▸ TASK DETAILS
Print the following data again, line for line, with no changes.

▸ DATA SHOWN

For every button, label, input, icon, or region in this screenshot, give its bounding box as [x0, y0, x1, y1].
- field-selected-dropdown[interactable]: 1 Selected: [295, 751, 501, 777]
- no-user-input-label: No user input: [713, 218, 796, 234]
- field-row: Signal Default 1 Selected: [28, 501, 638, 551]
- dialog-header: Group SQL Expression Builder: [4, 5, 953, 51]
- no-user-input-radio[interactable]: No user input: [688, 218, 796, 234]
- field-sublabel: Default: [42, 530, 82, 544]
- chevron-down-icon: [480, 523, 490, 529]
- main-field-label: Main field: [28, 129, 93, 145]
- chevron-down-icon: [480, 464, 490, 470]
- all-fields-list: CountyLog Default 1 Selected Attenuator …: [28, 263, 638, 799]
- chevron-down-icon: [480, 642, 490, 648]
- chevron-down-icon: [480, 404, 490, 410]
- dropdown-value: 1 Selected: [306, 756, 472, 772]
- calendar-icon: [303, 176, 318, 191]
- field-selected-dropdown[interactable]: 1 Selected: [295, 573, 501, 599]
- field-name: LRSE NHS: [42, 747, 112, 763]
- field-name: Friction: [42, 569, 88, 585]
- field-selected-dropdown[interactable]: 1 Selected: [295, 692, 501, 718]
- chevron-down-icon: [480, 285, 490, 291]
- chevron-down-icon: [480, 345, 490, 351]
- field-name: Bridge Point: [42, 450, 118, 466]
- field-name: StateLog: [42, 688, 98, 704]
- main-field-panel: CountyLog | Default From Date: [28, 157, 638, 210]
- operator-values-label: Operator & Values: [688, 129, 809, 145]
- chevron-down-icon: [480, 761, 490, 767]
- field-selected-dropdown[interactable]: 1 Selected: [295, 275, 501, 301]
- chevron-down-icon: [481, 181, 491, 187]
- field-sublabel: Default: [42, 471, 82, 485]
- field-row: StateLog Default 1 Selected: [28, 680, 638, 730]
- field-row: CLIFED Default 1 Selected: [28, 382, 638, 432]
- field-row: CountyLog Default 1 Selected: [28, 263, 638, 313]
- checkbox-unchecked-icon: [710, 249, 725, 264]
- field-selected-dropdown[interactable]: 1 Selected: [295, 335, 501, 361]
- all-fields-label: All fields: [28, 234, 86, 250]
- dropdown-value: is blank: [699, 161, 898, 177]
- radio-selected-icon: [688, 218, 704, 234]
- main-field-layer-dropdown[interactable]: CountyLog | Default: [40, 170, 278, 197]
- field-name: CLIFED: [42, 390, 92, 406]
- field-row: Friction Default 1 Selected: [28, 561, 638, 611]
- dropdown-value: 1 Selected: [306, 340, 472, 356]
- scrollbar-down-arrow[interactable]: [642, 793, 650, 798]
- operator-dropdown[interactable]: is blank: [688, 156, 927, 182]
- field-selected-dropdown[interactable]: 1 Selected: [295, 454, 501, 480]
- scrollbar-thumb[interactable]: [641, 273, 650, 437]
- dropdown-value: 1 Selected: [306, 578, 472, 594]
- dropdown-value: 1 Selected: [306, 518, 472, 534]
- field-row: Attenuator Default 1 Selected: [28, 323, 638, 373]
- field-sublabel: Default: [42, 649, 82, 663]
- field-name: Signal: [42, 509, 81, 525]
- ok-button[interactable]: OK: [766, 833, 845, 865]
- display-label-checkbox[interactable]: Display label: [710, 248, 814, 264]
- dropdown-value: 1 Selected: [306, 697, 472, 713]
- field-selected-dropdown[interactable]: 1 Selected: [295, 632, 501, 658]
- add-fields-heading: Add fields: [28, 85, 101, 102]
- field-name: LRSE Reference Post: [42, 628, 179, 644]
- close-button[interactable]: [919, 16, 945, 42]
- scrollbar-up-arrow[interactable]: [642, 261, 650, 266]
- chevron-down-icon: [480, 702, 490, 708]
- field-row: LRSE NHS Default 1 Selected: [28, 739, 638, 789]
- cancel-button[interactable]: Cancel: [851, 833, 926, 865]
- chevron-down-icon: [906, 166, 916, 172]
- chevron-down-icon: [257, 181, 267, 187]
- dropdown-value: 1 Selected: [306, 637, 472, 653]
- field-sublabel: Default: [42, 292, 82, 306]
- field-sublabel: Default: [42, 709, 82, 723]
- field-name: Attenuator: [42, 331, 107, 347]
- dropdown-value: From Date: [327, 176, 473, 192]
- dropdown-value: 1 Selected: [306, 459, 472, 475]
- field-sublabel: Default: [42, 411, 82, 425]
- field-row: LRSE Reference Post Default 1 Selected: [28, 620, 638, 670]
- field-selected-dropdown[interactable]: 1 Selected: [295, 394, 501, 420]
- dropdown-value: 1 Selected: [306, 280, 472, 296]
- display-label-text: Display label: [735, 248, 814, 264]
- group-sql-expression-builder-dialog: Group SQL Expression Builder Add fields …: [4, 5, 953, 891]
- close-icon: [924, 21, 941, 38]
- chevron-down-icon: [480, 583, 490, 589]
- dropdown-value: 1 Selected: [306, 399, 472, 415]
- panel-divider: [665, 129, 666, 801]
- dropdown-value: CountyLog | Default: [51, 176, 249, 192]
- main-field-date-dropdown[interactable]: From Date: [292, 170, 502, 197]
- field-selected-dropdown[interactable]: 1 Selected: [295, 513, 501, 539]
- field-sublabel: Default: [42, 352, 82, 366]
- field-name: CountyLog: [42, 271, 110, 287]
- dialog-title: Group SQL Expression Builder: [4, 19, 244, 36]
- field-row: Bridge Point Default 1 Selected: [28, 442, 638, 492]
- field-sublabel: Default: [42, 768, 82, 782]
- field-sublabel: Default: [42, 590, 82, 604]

▸ EXPECTED ANSWER
For every button, label, input, icon, or region in this screenshot, give its bounding box as [x0, y0, x1, y1].
- field-selected-dropdown[interactable]: 1 Selected: [295, 751, 501, 777]
- no-user-input-label: No user input: [713, 218, 796, 234]
- field-row: Signal Default 1 Selected: [28, 501, 638, 551]
- dialog-header: Group SQL Expression Builder: [4, 5, 953, 51]
- no-user-input-radio[interactable]: No user input: [688, 218, 796, 234]
- field-sublabel: Default: [42, 530, 82, 544]
- chevron-down-icon: [480, 523, 490, 529]
- main-field-label: Main field: [28, 129, 93, 145]
- chevron-down-icon: [480, 464, 490, 470]
- all-fields-list: CountyLog Default 1 Selected Attenuator …: [28, 263, 638, 799]
- chevron-down-icon: [480, 642, 490, 648]
- chevron-down-icon: [480, 404, 490, 410]
- dropdown-value: 1 Selected: [306, 756, 472, 772]
- calendar-icon: [303, 176, 318, 191]
- field-selected-dropdown[interactable]: 1 Selected: [295, 573, 501, 599]
- field-name: LRSE NHS: [42, 747, 112, 763]
- field-name: Friction: [42, 569, 88, 585]
- field-selected-dropdown[interactable]: 1 Selected: [295, 692, 501, 718]
- chevron-down-icon: [480, 285, 490, 291]
- chevron-down-icon: [480, 345, 490, 351]
- field-name: Bridge Point: [42, 450, 118, 466]
- field-name: StateLog: [42, 688, 98, 704]
- main-field-panel: CountyLog | Default From Date: [28, 157, 638, 210]
- operator-values-label: Operator & Values: [688, 129, 809, 145]
- chevron-down-icon: [480, 761, 490, 767]
- field-selected-dropdown[interactable]: 1 Selected: [295, 275, 501, 301]
- chevron-down-icon: [481, 181, 491, 187]
- field-sublabel: Default: [42, 471, 82, 485]
- field-row: StateLog Default 1 Selected: [28, 680, 638, 730]
- field-row: CLIFED Default 1 Selected: [28, 382, 638, 432]
- field-row: CountyLog Default 1 Selected: [28, 263, 638, 313]
- checkbox-unchecked-icon: [710, 249, 725, 264]
- field-selected-dropdown[interactable]: 1 Selected: [295, 335, 501, 361]
- all-fields-label: All fields: [28, 234, 86, 250]
- dropdown-value: is blank: [699, 161, 898, 177]
- radio-selected-icon: [688, 218, 704, 234]
- main-field-layer-dropdown[interactable]: CountyLog | Default: [40, 170, 278, 197]
- field-name: CLIFED: [42, 390, 92, 406]
- field-row: Friction Default 1 Selected: [28, 561, 638, 611]
- dropdown-value: 1 Selected: [306, 340, 472, 356]
- scrollbar-down-arrow[interactable]: [642, 793, 650, 798]
- operator-dropdown[interactable]: is blank: [688, 156, 927, 182]
- field-selected-dropdown[interactable]: 1 Selected: [295, 454, 501, 480]
- scrollbar-thumb[interactable]: [641, 273, 650, 437]
- dropdown-value: 1 Selected: [306, 578, 472, 594]
- dropdown-value: 1 Selected: [306, 518, 472, 534]
- field-row: Attenuator Default 1 Selected: [28, 323, 638, 373]
- field-sublabel: Default: [42, 649, 82, 663]
- field-name: Signal: [42, 509, 81, 525]
- ok-button[interactable]: OK: [766, 833, 845, 865]
- display-label-checkbox[interactable]: Display label: [710, 248, 814, 264]
- dropdown-value: 1 Selected: [306, 697, 472, 713]
- field-selected-dropdown[interactable]: 1 Selected: [295, 632, 501, 658]
- add-fields-heading: Add fields: [28, 85, 101, 102]
- field-name: LRSE Reference Post: [42, 628, 179, 644]
- close-button[interactable]: [919, 16, 945, 42]
- scrollbar-up-arrow[interactable]: [642, 261, 650, 266]
- chevron-down-icon: [480, 702, 490, 708]
- field-row: LRSE NHS Default 1 Selected: [28, 739, 638, 789]
- cancel-button[interactable]: Cancel: [851, 833, 926, 865]
- chevron-down-icon: [906, 166, 916, 172]
- chevron-down-icon: [257, 181, 267, 187]
- dropdown-value: 1 Selected: [306, 637, 472, 653]
- field-sublabel: Default: [42, 292, 82, 306]
- field-sublabel: Default: [42, 709, 82, 723]
- field-name: Attenuator: [42, 331, 107, 347]
- dropdown-value: From Date: [327, 176, 473, 192]
- dropdown-value: 1 Selected: [306, 459, 472, 475]
- field-sublabel: Default: [42, 411, 82, 425]
- field-row: LRSE Reference Post Default 1 Selected: [28, 620, 638, 670]
- field-selected-dropdown[interactable]: 1 Selected: [295, 394, 501, 420]
- dropdown-value: 1 Selected: [306, 280, 472, 296]
- display-label-text: Display label: [735, 248, 814, 264]
- group-sql-expression-builder-dialog: Group SQL Expression Builder Add fields …: [4, 5, 953, 891]
- close-icon: [924, 21, 941, 38]
- chevron-down-icon: [480, 583, 490, 589]
- dropdown-value: 1 Selected: [306, 399, 472, 415]
- panel-divider: [665, 129, 666, 801]
- dropdown-value: CountyLog | Default: [51, 176, 249, 192]
- main-field-date-dropdown[interactable]: From Date: [292, 170, 502, 197]
- field-selected-dropdown[interactable]: 1 Selected: [295, 513, 501, 539]
- field-sublabel: Default: [42, 352, 82, 366]
- field-name: CountyLog: [42, 271, 110, 287]
- dialog-title: Group SQL Expression Builder: [4, 19, 244, 36]
- field-row: Bridge Point Default 1 Selected: [28, 442, 638, 492]
- field-sublabel: Default: [42, 768, 82, 782]
- field-sublabel: Default: [42, 590, 82, 604]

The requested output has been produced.